_Figure record extracts_
= = = =

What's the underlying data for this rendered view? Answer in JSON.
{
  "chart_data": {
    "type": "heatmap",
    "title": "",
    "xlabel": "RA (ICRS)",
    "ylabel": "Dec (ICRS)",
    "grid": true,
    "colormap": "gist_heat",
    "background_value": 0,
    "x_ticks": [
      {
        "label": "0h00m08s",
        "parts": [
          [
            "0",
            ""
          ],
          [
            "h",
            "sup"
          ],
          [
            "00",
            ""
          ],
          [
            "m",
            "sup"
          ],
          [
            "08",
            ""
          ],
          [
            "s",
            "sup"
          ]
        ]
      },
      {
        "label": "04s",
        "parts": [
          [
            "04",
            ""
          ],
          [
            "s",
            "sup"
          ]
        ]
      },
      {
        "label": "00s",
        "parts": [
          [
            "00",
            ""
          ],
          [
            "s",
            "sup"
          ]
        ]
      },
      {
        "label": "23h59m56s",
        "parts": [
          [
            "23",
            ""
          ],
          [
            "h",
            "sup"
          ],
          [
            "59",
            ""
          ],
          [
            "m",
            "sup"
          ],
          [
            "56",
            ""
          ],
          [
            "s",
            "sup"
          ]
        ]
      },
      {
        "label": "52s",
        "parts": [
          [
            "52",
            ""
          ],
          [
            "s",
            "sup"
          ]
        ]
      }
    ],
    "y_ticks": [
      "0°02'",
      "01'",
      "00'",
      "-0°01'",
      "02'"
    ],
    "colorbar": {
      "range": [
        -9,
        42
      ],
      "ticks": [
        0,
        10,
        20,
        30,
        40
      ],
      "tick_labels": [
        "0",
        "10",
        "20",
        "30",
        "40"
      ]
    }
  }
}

= = = =

_Given instruction_
Reproduce the material precisely, including every line.

_Result for this task_
What's the underlying data for this rendered view? Answer in JSON.
{
  "chart_data": {
    "type": "heatmap",
    "title": "",
    "xlabel": "RA (ICRS)",
    "ylabel": "Dec (ICRS)",
    "grid": true,
    "colormap": "gist_heat",
    "background_value": 0,
    "x_ticks": [
      {
        "label": "0h00m08s",
        "parts": [
          [
            "0",
            ""
          ],
          [
            "h",
            "sup"
          ],
          [
            "00",
            ""
          ],
          [
            "m",
            "sup"
          ],
          [
            "08",
            ""
          ],
          [
            "s",
            "sup"
          ]
        ]
      },
      {
        "label": "04s",
        "parts": [
          [
            "04",
            ""
          ],
          [
            "s",
            "sup"
          ]
        ]
      },
      {
        "label": "00s",
        "parts": [
          [
            "00",
            ""
          ],
          [
            "s",
            "sup"
          ]
        ]
      },
      {
        "label": "23h59m56s",
        "parts": [
          [
            "23",
            ""
          ],
          [
            "h",
            "sup"
          ],
          [
            "59",
            ""
          ],
          [
            "m",
            "sup"
          ],
          [
            "56",
            ""
          ],
          [
            "s",
            "sup"
          ]
        ]
      },
      {
        "label": "52s",
        "parts": [
          [
            "52",
            ""
          ],
          [
            "s",
            "sup"
          ]
        ]
      }
    ],
    "y_ticks": [
      "0°02'",
      "01'",
      "00'",
      "-0°01'",
      "02'"
    ],
    "colorbar": {
      "range": [
        -9,
        42
      ],
      "ticks": [
        0,
        10,
        20,
        30,
        40
      ],
      "tick_labels": [
        "0",
        "10",
        "20",
        "30",
        "40"
      ]
    }
  }
}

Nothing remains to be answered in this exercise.